Source extract:
"""

Parents Talk: Can Schools Be Free of Bullying?
A Prevention of School Bullying task force is studying bullying in Minnesota, but can new policies and laws help prevent the problem?
When I was in junior high more than 20 years ago, bullying existed.
I remember two girls in my seventh grade junior high choir class – and yes, I can still picture their faces and remember their names – which routinely made it their mission in life to pick on others.
I, like many others, just tried to avoid these two girls as much as possible – which didn’t always work.
Fast-forward more than 20 years and it doesn’t seem like a lot has changed. We still hear stories of bullying incidents time and time again.
I do think some schools are being more proactive in telling students and parents what to do about bullying incidents. But, I don’t know if the culture has changed much in some schools. There are still circumstances where some schools aren’t doing enough to prevent and stop bullying.
Minnesota’s bullying law actually received a C- last year from a national watchdog group, according to a recent Star Tribune article, which was apparently the lowest passing grade in the country.
But, can changing the policies and laws make our schools free of bullying?
A Prevention of School Bullying task force was created by Gov. Mark Dayton last year and met for the first time this week. It was created to “examine the state of bullying, harassment and intimidation in Minnesota schools, including existing laws and regulations,” according to the Minnesota Department of Education website.
"We are beginning to acknowledge the fact that bullying is a public health issue, a mental health issue and a physical health issue," said task force member Walter Roberts, a Minnesota State University anti-bullying expert, according to the Star Tribune article. "Reports are coming in at such a level that we can't ignore it anymore."
The group is tasked with defining bullying, harassment and intimidation and to provide recommendations for policy initiatives to the Governor and Legislature, Minnesota Department of Education says on its website.
With bullying continuing for decades, I have to admit I’m skeptical on whether much will change with the amount of bullying that happens in schools.
As a society, I feel like we’ve been aware of this problem for years. Changes have happened and awareness has increased, which are positive strides forward, but as the old saying goes “the more things change, the more things stay the same.”
Hopefully, my doubts will be proven wrong.
It’s your turn to share your thoughts. Can schools ever be free of bullying? Will changing state policies and laws make a difference? Share your viewpoint in comments.

"""

Exercises to complete:
1) Rewrite the passage of the bullying column starting at "When I was in" and ending at "and time again.", replacing "girls" with "students" throughout.
2) Name every kind of health issue that Walter Roberts calls bullying in the bullying column.
3) According to the bullying column, who created the Prevention of School Bullying task force?

Recorded data:
"""

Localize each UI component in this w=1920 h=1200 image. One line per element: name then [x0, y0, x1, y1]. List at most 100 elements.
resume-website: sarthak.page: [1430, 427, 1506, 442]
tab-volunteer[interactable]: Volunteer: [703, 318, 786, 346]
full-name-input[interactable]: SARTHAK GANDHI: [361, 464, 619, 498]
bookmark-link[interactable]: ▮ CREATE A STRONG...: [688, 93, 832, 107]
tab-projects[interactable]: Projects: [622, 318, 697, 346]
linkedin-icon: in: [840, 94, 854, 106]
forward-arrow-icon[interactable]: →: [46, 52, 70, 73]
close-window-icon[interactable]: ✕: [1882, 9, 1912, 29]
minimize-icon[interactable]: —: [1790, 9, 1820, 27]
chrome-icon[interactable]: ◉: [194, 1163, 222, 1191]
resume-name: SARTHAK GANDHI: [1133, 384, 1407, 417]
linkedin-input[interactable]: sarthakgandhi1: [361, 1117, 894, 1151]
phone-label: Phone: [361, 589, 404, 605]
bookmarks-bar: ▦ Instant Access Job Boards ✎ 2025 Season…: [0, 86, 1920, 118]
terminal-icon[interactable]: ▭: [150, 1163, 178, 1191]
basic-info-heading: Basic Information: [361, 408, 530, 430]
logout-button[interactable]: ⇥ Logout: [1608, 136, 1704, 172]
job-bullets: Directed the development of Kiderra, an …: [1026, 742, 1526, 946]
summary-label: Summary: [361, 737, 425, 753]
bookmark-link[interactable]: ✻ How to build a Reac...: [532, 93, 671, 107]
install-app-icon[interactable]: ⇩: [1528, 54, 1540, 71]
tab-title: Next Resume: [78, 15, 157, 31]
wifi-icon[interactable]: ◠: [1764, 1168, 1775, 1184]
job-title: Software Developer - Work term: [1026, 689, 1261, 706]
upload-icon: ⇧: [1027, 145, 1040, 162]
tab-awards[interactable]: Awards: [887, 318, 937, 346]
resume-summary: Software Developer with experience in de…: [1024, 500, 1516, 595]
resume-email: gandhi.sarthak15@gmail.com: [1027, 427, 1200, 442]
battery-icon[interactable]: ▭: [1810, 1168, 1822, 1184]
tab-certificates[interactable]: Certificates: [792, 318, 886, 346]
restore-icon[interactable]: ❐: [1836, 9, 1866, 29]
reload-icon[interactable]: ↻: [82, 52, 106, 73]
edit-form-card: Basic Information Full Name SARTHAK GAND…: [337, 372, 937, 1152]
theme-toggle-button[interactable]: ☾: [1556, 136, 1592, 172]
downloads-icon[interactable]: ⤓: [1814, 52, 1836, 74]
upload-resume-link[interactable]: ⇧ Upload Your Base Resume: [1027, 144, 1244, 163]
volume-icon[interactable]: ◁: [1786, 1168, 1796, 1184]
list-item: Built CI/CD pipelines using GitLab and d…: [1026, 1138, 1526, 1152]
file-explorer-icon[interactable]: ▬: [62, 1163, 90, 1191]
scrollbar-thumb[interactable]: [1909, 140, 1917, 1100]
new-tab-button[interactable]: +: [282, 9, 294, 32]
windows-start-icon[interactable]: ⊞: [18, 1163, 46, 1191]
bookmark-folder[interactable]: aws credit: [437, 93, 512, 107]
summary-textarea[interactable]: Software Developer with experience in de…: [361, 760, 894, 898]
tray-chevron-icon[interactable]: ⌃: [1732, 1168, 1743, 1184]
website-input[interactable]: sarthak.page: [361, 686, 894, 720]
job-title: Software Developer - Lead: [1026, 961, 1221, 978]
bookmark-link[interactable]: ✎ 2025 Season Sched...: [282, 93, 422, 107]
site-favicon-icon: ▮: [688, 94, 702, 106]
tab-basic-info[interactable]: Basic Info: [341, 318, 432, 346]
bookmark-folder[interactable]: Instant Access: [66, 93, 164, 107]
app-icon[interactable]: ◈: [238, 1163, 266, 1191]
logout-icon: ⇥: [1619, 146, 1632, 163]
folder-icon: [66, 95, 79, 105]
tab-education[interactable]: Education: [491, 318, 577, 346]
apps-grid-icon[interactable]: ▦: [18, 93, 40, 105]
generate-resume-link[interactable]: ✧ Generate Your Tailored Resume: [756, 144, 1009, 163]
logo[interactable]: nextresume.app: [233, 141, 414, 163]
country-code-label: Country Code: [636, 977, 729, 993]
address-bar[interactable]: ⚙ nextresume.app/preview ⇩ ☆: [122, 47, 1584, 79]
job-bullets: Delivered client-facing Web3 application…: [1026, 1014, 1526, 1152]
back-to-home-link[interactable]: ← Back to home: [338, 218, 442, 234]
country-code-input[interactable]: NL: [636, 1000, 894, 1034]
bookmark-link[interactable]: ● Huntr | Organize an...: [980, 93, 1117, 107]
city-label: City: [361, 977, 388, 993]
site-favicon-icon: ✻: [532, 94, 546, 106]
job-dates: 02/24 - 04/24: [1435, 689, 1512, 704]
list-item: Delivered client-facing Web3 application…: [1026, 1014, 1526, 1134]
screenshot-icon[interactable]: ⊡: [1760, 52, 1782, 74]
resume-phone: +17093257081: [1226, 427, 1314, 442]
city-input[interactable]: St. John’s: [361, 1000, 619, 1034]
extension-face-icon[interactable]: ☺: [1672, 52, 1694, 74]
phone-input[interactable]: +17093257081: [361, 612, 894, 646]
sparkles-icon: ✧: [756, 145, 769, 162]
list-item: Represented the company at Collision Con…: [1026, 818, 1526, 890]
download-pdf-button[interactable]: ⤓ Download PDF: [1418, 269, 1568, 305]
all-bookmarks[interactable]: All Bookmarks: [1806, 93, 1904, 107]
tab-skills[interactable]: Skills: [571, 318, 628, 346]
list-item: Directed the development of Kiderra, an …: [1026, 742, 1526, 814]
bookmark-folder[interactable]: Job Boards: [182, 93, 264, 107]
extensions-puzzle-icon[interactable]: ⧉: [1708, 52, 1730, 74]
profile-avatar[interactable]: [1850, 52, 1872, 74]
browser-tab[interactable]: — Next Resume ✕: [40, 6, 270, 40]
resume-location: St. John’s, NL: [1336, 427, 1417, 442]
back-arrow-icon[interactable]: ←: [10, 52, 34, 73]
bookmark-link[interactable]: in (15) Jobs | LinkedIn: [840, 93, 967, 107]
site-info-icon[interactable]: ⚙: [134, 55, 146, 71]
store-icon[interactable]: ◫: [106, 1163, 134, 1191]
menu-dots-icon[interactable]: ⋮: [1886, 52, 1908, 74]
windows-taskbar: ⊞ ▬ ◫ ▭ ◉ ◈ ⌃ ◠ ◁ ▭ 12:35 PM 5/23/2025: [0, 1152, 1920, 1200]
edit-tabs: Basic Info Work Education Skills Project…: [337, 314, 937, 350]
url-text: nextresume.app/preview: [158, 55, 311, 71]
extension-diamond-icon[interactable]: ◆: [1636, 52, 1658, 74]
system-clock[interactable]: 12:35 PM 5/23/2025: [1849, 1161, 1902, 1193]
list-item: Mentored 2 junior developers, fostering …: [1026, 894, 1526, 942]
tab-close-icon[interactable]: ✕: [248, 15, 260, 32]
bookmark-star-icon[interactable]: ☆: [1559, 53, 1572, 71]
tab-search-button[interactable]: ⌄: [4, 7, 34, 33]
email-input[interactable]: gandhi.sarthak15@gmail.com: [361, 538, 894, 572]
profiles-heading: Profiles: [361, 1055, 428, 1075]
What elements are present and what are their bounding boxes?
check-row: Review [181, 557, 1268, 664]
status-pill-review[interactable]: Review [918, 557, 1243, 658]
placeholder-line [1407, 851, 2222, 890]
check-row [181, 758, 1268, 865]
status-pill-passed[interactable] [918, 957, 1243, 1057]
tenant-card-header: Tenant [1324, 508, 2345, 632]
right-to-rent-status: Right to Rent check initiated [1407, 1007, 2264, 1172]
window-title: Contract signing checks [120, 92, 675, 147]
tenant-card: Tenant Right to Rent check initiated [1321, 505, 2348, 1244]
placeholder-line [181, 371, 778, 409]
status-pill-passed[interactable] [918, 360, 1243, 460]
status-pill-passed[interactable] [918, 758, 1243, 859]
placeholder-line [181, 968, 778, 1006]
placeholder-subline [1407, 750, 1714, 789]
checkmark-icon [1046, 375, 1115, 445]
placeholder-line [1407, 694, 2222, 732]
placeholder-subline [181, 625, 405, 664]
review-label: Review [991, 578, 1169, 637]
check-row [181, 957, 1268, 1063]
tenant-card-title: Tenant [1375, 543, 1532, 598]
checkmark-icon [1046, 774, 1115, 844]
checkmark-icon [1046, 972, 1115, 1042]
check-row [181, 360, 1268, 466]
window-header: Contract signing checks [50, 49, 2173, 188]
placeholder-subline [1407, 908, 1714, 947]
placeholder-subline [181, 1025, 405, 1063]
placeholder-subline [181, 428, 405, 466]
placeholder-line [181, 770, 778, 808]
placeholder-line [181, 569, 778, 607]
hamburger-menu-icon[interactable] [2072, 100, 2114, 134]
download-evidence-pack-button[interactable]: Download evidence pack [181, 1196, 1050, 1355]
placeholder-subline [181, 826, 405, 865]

"""

List of solutions:
1)
When I was in junior high more than 20 years ago, bullying existed.
I remember two students in my seventh grade junior high choir class – and yes, I can still picture their faces and remember their names – which routinely made it their mission in life to pick on others.
I, like many others, just tried to avoid these two students as much as possible – which didn’t always work.
Fast-forward more than 20 years and it doesn’t seem like a lot has changed. We still hear stories of bullying incidents time and time again.

2) A public health issue, a mental health issue and a physical health issue.

3) Gov. Mark Dayton created it last year.